** BEGIN Data shown **
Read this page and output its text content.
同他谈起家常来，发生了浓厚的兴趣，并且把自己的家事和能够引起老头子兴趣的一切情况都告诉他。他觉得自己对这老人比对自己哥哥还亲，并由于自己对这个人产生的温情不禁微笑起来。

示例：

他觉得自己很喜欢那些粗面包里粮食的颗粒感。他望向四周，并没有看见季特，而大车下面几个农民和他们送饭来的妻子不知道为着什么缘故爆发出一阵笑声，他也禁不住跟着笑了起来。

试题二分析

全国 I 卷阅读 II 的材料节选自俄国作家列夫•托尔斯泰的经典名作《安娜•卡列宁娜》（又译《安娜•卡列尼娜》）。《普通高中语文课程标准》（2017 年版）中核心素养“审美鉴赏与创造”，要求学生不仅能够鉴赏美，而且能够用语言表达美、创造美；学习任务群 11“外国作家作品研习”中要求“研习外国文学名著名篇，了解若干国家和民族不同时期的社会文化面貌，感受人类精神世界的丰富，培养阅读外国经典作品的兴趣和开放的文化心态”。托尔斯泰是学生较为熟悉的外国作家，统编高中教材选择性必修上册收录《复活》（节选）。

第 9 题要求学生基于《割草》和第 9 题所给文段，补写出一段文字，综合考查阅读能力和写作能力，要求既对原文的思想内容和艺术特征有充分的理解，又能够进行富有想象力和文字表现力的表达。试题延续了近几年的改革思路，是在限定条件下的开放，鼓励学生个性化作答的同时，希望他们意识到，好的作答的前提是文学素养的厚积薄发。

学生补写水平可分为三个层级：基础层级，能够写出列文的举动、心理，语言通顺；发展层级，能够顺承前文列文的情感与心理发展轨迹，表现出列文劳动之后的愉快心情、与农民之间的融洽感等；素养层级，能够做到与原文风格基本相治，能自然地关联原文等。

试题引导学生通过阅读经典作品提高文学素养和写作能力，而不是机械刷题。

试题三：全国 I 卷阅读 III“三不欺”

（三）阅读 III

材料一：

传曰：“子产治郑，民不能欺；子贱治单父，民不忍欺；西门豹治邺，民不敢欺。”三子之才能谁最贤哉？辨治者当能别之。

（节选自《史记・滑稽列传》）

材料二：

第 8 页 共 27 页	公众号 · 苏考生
** END Data shown **
→ Written instruction:
Your task is to extract all of the records exactly.

→ Solution to this exercise:
Read this page and output its text content.
同他谈起家常来，发生了浓厚的兴趣，并且把自己的家事和能够引起老头子兴趣的一切情况都告诉他。他觉得自己对这老人比对自己哥哥还亲，并由于自己对这个人产生的温情不禁微笑起来。

示例：

他觉得自己很喜欢那些粗面包里粮食的颗粒感。他望向四周，并没有看见季特，而大车下面几个农民和他们送饭来的妻子不知道为着什么缘故爆发出一阵笑声，他也禁不住跟着笑了起来。

试题二分析

全国 I 卷阅读 II 的材料节选自俄国作家列夫•托尔斯泰的经典名作《安娜•卡列宁娜》（又译《安娜•卡列尼娜》）。《普通高中语文课程标准》（2017 年版）中核心素养“审美鉴赏与创造”，要求学生不仅能够鉴赏美，而且能够用语言表达美、创造美；学习任务群 11“外国作家作品研习”中要求“研习外国文学名著名篇，了解若干国家和民族不同时期的社会文化面貌，感受人类精神世界的丰富，培养阅读外国经典作品的兴趣和开放的文化心态”。托尔斯泰是学生较为熟悉的外国作家，统编高中教材选择性必修上册收录《复活》（节选）。

第 9 题要求学生基于《割草》和第 9 题所给文段，补写出一段文字，综合考查阅读能力和写作能力，要求既对原文的思想内容和艺术特征有充分的理解，又能够进行富有想象力和文字表现力的表达。试题延续了近几年的改革思路，是在限定条件下的开放，鼓励学生个性化作答的同时，希望他们意识到，好的作答的前提是文学素养的厚积薄发。

学生补写水平可分为三个层级：基础层级，能够写出列文的举动、心理，语言通顺；发展层级，能够顺承前文列文的情感与心理发展轨迹，表现出列文劳动之后的愉快心情、与农民之间的融洽感等；素养层级，能够做到与原文风格基本相治，能自然地关联原文等。

试题引导学生通过阅读经典作品提高文学素养和写作能力，而不是机械刷题。

试题三：全国 I 卷阅读 III“三不欺”

（三）阅读 III

材料一：

传曰：“子产治郑，民不能欺；子贱治单父，民不忍欺；西门豹治邺，民不敢欺。”三子之才能谁最贤哉？辨治者当能别之。

（节选自《史记・滑稽列传》）

材料二：

第 8 页 共 27 页	公众号 · 苏考生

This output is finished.